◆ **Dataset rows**

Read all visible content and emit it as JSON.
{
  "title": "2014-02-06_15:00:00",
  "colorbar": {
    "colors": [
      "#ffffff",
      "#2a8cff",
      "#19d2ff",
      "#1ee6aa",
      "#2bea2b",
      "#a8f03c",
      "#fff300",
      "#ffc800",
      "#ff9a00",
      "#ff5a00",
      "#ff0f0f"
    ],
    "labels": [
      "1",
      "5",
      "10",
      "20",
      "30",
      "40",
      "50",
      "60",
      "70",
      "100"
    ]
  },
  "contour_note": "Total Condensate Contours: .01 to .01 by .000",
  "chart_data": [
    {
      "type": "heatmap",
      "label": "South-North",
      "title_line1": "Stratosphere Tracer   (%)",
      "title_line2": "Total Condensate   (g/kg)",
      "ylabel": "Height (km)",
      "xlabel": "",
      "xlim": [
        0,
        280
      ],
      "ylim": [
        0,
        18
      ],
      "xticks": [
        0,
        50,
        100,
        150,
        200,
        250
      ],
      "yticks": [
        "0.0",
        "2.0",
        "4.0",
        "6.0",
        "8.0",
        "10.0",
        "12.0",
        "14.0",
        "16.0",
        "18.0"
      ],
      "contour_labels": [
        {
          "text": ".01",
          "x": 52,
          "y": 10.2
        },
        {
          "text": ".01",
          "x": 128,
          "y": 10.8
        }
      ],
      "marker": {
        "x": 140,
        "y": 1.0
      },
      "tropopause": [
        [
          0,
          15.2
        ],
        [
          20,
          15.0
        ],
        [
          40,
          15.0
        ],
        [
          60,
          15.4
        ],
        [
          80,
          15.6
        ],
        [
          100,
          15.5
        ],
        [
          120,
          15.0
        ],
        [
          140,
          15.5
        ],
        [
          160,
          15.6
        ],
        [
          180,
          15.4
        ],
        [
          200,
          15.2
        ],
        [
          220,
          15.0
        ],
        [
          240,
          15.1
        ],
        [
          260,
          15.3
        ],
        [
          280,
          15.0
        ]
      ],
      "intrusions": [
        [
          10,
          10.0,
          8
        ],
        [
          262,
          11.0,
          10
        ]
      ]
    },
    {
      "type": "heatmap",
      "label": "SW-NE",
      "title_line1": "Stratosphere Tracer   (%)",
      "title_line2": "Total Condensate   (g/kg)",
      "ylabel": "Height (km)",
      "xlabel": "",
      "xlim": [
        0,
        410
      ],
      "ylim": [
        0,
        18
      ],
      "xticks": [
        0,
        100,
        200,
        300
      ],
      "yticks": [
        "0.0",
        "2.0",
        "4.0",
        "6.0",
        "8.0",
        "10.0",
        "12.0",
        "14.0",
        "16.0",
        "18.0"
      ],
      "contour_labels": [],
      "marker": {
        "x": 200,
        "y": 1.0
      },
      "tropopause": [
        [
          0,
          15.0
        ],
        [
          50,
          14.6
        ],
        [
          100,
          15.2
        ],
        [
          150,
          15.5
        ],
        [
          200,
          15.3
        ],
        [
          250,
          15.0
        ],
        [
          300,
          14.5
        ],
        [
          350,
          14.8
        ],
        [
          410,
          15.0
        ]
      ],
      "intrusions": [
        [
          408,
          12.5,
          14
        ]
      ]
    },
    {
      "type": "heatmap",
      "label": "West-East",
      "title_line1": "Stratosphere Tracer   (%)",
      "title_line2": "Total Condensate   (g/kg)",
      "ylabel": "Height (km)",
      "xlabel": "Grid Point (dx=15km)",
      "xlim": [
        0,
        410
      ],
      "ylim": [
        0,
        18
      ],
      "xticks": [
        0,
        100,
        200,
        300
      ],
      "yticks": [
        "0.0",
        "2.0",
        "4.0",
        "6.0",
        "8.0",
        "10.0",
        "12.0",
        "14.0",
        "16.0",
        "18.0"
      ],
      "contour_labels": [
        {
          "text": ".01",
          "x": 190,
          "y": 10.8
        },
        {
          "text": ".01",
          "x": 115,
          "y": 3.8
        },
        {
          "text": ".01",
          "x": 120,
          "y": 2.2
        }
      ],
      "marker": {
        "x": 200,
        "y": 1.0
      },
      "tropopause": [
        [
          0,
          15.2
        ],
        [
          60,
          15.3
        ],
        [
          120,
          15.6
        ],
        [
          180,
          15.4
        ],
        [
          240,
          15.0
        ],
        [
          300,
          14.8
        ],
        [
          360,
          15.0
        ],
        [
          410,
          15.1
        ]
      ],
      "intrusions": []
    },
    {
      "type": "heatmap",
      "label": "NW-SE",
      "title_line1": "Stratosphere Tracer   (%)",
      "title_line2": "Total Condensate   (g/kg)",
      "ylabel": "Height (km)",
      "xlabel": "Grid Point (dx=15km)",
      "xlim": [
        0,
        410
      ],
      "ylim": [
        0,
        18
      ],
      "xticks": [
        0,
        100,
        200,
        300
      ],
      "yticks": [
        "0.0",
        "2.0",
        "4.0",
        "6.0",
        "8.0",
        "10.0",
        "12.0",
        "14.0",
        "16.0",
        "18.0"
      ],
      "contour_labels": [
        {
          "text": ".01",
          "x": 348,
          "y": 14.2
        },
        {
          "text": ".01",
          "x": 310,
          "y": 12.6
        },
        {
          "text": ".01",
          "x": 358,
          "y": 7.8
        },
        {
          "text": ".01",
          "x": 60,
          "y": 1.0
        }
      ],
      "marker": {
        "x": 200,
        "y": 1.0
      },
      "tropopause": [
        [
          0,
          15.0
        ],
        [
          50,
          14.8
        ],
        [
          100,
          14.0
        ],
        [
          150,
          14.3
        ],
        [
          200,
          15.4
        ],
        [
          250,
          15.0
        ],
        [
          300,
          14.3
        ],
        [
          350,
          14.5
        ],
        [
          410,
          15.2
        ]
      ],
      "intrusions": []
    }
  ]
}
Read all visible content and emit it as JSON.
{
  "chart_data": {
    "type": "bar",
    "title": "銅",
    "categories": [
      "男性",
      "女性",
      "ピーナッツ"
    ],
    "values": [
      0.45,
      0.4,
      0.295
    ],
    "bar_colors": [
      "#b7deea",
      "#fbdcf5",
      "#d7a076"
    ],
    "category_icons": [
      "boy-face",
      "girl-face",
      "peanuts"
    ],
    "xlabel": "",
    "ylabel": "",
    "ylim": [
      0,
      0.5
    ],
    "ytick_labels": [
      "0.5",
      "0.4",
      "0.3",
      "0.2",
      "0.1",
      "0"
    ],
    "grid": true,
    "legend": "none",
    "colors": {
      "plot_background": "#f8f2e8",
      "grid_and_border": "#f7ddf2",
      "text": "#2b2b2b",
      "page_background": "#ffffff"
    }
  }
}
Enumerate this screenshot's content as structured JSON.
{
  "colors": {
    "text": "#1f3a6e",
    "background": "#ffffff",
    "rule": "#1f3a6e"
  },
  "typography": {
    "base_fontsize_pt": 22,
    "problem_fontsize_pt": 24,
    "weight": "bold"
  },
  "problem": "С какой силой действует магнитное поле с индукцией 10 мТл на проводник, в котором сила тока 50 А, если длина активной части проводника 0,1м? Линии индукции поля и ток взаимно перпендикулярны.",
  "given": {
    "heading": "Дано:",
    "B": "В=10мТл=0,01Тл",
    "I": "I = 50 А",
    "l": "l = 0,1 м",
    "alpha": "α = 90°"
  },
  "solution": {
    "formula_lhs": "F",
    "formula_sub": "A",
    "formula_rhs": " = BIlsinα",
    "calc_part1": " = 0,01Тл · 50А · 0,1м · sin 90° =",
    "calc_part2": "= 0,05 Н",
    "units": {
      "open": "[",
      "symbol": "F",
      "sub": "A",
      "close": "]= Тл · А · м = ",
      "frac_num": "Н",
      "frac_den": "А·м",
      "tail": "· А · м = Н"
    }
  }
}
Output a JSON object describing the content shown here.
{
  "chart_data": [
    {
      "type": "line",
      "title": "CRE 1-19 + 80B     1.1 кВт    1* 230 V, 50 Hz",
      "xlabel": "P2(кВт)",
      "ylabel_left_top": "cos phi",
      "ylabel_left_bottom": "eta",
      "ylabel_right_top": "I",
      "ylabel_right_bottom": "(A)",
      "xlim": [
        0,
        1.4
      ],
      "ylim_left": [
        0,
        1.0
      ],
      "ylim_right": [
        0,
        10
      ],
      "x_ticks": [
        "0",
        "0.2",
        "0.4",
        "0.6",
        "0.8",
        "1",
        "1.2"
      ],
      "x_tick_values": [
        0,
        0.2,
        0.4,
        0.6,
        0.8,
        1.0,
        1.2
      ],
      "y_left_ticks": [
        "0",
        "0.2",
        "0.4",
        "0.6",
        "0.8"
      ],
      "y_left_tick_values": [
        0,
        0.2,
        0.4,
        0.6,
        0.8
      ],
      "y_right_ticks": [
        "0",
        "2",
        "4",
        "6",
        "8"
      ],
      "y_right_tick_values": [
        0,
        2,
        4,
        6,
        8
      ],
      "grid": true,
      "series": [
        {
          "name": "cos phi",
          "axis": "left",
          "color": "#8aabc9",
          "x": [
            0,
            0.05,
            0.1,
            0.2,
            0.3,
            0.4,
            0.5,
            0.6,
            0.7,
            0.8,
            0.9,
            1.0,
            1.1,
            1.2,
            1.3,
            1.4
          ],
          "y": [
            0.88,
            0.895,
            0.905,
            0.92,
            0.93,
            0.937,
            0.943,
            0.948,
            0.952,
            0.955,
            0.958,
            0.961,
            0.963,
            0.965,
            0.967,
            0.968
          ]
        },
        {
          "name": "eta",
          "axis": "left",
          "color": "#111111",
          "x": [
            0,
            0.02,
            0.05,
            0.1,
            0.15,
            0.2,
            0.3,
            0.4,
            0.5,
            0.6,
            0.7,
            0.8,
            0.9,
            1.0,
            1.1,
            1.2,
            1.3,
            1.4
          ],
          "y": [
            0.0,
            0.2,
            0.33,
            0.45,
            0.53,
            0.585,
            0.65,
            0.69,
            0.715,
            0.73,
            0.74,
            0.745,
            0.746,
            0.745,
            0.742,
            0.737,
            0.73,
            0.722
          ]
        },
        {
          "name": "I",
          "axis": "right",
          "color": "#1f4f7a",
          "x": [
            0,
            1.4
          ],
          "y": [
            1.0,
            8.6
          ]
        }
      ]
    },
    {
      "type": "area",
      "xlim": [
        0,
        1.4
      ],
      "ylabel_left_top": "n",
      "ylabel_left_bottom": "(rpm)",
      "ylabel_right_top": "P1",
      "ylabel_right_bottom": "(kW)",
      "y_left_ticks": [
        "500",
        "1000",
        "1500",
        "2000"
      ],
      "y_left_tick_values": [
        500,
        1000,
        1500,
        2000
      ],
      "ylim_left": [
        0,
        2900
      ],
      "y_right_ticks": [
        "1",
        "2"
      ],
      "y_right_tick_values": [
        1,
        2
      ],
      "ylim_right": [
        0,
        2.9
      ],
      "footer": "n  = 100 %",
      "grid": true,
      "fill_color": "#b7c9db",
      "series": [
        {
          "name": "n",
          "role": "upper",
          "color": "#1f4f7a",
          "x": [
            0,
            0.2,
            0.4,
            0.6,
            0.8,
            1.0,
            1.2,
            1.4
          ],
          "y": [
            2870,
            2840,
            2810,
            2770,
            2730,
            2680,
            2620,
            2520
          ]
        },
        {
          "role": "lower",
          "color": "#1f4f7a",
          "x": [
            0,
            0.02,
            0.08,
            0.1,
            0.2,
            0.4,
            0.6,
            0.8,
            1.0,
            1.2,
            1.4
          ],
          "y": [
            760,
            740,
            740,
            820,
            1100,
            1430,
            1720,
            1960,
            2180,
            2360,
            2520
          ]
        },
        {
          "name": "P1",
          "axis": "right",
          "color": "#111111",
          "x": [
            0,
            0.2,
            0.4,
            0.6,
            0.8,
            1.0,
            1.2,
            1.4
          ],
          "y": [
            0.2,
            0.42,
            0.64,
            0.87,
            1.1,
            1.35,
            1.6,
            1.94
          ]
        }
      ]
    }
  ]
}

◆ **What needs to be done**
Give the number of lines that hold the word "ffffff" in these records, with nothing added.

◆ **Exercise answer**
3